## WHAT YOU WILL DO
Using the entries that follow, state how many lines contain the word "kinh". The response is that number and nothing more.

= = = =

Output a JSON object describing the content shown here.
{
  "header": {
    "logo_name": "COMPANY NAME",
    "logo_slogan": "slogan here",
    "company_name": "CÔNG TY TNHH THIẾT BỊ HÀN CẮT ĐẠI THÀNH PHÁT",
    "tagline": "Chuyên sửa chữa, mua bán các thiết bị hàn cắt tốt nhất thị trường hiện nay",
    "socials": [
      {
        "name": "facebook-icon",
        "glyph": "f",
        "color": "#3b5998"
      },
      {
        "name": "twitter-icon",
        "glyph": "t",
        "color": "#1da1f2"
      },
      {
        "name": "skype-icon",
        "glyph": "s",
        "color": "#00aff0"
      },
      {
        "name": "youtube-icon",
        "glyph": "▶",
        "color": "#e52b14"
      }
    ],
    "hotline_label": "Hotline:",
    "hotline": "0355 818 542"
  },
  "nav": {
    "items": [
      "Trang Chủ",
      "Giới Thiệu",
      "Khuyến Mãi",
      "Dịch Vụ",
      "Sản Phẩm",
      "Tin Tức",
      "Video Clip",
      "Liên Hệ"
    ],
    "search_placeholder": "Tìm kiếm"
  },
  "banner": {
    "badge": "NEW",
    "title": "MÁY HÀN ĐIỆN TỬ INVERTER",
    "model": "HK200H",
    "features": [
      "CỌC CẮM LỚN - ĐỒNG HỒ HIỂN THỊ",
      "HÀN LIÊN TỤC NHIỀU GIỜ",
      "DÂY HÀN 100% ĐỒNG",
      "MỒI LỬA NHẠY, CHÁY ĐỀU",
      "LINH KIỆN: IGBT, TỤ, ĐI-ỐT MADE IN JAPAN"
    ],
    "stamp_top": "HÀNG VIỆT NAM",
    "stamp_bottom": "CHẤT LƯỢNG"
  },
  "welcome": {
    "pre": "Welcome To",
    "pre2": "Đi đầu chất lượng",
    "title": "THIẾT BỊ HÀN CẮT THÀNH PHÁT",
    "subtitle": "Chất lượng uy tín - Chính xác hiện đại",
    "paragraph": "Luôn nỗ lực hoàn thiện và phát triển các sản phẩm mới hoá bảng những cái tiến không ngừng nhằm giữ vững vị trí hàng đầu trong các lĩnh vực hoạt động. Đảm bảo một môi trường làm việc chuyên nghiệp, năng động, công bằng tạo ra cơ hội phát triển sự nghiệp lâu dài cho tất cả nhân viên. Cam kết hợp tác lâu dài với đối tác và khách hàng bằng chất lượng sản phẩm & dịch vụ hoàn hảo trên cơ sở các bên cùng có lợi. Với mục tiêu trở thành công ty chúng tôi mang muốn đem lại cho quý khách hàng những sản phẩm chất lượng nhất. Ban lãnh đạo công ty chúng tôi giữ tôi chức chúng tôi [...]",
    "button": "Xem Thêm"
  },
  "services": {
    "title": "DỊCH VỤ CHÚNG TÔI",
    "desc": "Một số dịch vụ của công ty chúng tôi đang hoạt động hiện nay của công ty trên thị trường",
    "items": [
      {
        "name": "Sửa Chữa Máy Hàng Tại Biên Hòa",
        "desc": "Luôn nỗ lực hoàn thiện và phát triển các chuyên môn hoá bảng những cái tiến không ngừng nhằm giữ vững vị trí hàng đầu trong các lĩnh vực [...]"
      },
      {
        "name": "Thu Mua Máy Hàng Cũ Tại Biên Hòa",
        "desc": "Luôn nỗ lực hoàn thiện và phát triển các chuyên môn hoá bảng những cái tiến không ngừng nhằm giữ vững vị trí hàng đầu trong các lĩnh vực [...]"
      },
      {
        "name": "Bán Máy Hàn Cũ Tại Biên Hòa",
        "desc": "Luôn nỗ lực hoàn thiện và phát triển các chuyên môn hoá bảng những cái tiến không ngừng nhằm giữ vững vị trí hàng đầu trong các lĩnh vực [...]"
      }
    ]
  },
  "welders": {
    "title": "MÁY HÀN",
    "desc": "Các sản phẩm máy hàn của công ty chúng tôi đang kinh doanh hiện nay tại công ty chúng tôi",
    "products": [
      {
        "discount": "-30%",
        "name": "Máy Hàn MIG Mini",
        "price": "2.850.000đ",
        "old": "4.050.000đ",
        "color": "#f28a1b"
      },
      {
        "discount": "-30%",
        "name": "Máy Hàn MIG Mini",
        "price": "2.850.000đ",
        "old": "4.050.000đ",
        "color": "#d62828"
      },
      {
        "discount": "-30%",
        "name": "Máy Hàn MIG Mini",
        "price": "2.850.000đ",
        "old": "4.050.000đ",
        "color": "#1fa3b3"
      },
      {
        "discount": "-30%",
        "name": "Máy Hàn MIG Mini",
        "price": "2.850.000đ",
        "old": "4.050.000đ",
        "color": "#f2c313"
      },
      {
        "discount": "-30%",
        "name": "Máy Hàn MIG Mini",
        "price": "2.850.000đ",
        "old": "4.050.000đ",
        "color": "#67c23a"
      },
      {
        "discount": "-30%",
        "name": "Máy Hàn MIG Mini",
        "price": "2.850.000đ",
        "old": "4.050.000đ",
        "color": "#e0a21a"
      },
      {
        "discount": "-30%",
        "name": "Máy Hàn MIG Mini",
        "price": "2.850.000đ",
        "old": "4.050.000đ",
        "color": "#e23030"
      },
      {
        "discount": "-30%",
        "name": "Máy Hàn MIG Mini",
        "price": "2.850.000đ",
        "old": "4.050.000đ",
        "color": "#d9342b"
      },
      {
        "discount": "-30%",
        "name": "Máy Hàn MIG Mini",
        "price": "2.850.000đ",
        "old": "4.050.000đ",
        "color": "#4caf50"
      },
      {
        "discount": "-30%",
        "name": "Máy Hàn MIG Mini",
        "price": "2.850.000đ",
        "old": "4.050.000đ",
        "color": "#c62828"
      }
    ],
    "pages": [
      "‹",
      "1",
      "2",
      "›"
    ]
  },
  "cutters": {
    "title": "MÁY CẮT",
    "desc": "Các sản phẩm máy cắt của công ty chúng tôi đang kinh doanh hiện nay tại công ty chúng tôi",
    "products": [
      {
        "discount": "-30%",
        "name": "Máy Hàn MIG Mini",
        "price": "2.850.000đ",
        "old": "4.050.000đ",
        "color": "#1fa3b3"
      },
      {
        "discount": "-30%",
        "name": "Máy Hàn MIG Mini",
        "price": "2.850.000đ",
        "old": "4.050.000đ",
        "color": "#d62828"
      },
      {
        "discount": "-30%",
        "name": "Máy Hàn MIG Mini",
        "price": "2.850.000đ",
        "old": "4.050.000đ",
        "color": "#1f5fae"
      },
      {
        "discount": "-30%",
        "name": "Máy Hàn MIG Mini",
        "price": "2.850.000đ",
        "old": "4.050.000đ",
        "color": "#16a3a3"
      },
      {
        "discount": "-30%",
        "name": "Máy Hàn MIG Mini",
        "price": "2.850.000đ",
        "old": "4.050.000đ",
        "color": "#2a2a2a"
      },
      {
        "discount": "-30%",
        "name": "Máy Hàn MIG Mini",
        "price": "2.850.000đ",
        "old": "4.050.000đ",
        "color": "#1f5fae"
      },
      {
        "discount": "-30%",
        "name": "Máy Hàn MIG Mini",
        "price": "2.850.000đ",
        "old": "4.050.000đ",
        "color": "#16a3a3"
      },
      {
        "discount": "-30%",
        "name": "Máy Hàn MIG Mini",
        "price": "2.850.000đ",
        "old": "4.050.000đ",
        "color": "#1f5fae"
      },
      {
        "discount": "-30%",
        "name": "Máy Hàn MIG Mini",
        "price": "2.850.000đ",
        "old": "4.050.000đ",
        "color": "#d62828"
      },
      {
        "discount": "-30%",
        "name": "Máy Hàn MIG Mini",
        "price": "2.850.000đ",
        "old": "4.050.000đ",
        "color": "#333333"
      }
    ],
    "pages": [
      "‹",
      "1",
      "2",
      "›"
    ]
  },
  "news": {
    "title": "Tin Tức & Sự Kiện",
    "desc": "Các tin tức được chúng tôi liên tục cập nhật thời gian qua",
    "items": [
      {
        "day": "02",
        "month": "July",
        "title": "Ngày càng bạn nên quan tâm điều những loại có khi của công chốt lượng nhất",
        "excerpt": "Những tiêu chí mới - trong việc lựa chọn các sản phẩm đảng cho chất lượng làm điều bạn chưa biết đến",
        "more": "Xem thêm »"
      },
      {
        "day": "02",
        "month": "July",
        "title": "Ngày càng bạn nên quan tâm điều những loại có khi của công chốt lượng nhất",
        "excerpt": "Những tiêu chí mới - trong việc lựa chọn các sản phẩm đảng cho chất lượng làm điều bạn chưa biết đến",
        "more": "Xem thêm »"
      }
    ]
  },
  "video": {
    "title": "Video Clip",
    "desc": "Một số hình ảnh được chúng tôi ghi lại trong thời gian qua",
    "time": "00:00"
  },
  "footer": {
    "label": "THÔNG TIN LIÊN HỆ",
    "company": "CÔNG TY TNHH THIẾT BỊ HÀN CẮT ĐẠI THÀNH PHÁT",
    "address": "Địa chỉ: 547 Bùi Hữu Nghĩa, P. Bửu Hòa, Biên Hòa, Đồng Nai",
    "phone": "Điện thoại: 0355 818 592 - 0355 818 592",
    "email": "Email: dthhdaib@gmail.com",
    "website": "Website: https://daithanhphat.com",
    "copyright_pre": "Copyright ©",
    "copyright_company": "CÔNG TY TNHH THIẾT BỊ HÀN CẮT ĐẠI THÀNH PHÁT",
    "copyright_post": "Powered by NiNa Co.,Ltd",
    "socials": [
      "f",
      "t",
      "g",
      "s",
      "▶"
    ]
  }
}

= = = =

## TASK OUTPUT
2